* Task requirements:
The records below must be copied in full; omit the images.

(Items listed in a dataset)

-- BEGIN --

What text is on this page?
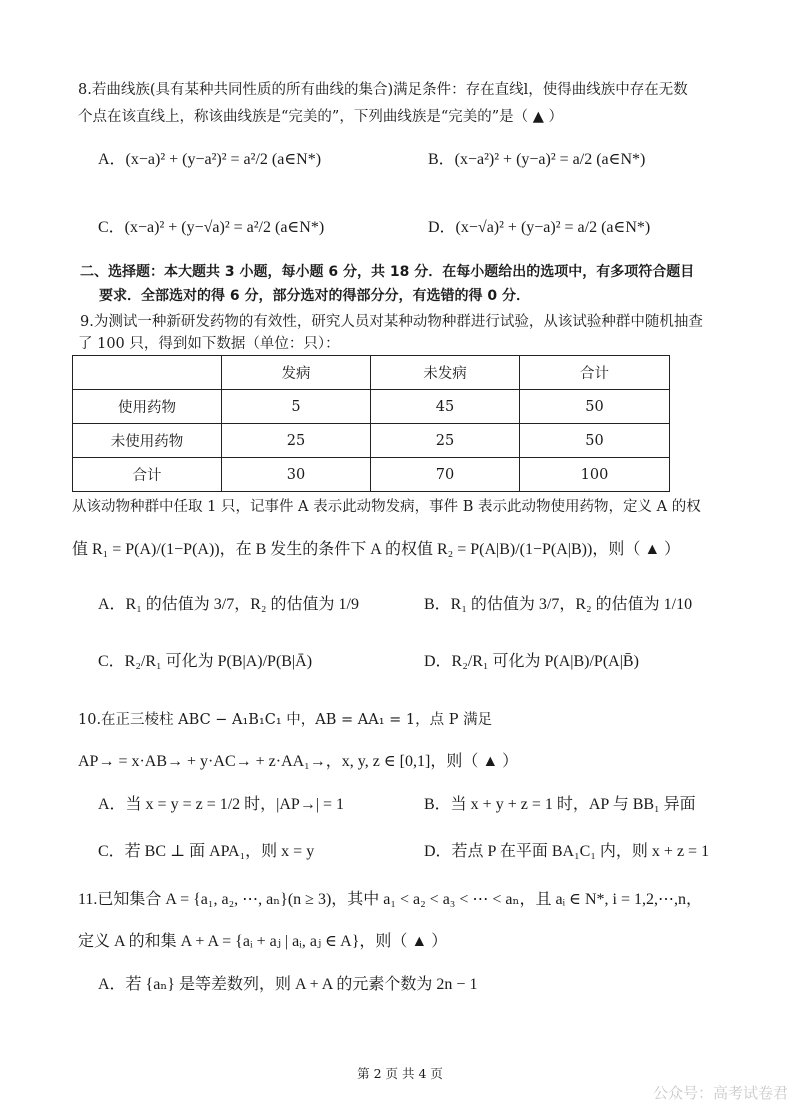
8.若曲线族(具有某种共同性质的所有曲线的集合)满足条件：存在直线l，使得曲线族中存在无数
个点在该直线上，称该曲线族是“完美的”，下列曲线族是“完美的”是（ ▲ ）
A．(x−a)² + (y−a²)² = a²/2 (a∈N*)	B．(x−a²)² + (y−a)² = a/2 (a∈N*)
C．(x−a)² + (y−√a)² = a²/2 (a∈N*)	D．(x−√a)² + (y−a)² = a/2 (a∈N*)
二、选择题：本大题共 3 小题，每小题 6 分，共 18 分．在每小题给出的选项中，有多项符合题目
要求．全部选对的得 6 分，部分选对的得部分分，有选错的得 0 分．
9.为测试一种新研发药物的有效性，研究人员对某种动物种群进行试验，从该试验种群中随机抽查
了 100 只，得到如下数据（单位：只）：
	发病	未发病	合计
使用药物	5	45	50
未使用药物	25	25	50
合计	30	70	100
从该动物种群中任取 1 只，记事件 A 表示此动物发病，事件 B 表示此动物使用药物，定义 A 的权
值 R₁ = P(A)/(1−P(A))，在 B 发生的条件下 A 的权值 R₂ = P(A|B)/(1−P(A|B))，则（ ▲ ）
A．R₁ 的估值为 3/7，R₂ 的估值为 1/9	B．R₁ 的估值为 3/7，R₂ 的估值为 1/10
C．R₂/R₁ 可化为 P(B|A)/P(B|Ā)	D．R₂/R₁ 可化为 P(A|B)/P(A|B̄)
10.在正三棱柱 ABC − A₁B₁C₁ 中，AB = AA₁ = 1，点 P 满足
AP→ = x·AB→ + y·AC→ + z·AA₁→，x, y, z ∈ [0,1]，则（ ▲ ）
A．当 x = y = z = 1/2 时，|AP→| = 1	B．当 x + y + z = 1 时，AP 与 BB₁ 异面
C．若 BC ⊥ 面 APA₁，则 x = y	D．若点 P 在平面 BA₁C₁ 内，则 x + z = 1
11.已知集合 A = {a₁, a₂, ⋯, aₙ}(n ≥ 3)，其中 a₁ < a₂ < a₃ < ⋯ < aₙ，且 aᵢ ∈ N*, i = 1,2,⋯,n，
定义 A 的和集 A + A = {aᵢ + aⱼ | aᵢ, aⱼ ∈ A}，则（ ▲ ）
A．若 {aₙ} 是等差数列，则 A + A 的元素个数为 2n − 1
第 2 页 共 4 页
公众号：高考试卷君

-- END --

* Task answer:
What text is on this page?
8.若曲线族(具有某种共同性质的所有曲线的集合)满足条件：存在直线l，使得曲线族中存在无数
个点在该直线上，称该曲线族是“完美的”，下列曲线族是“完美的”是（ ▲ ）
A．(x−a)² + (y−a²)² = a²/2 (a∈N*)	B．(x−a²)² + (y−a)² = a/2 (a∈N*)
C．(x−a)² + (y−√a)² = a²/2 (a∈N*)	D．(x−√a)² + (y−a)² = a/2 (a∈N*)
二、选择题：本大题共 3 小题，每小题 6 分，共 18 分．在每小题给出的选项中，有多项符合题目
要求．全部选对的得 6 分，部分选对的得部分分，有选错的得 0 分．
9.为测试一种新研发药物的有效性，研究人员对某种动物种群进行试验，从该试验种群中随机抽查
了 100 只，得到如下数据（单位：只）：
	发病	未发病	合计
使用药物	5	45	50
未使用药物	25	25	50
合计	30	70	100
从该动物种群中任取 1 只，记事件 A 表示此动物发病，事件 B 表示此动物使用药物，定义 A 的权
值 R₁ = P(A)/(1−P(A))，在 B 发生的条件下 A 的权值 R₂ = P(A|B)/(1−P(A|B))，则（ ▲ ）
A．R₁ 的估值为 3/7，R₂ 的估值为 1/9	B．R₁ 的估值为 3/7，R₂ 的估值为 1/10
C．R₂/R₁ 可化为 P(B|A)/P(B|Ā)	D．R₂/R₁ 可化为 P(A|B)/P(A|B̄)
10.在正三棱柱 ABC − A₁B₁C₁ 中，AB = AA₁ = 1，点 P 满足
AP→ = x·AB→ + y·AC→ + z·AA₁→，x, y, z ∈ [0,1]，则（ ▲ ）
A．当 x = y = z = 1/2 时，|AP→| = 1	B．当 x + y + z = 1 时，AP 与 BB₁ 异面
C．若 BC ⊥ 面 APA₁，则 x = y	D．若点 P 在平面 BA₁C₁ 内，则 x + z = 1
11.已知集合 A = {a₁, a₂, ⋯, aₙ}(n ≥ 3)，其中 a₁ < a₂ < a₃ < ⋯ < aₙ，且 aᵢ ∈ N*, i = 1,2,⋯,n，
定义 A 的和集 A + A = {aᵢ + aⱼ | aᵢ, aⱼ ∈ A}，则（ ▲ ）
A．若 {aₙ} 是等差数列，则 A + A 的元素个数为 2n − 1
第 2 页 共 4 页
公众号：高考试卷君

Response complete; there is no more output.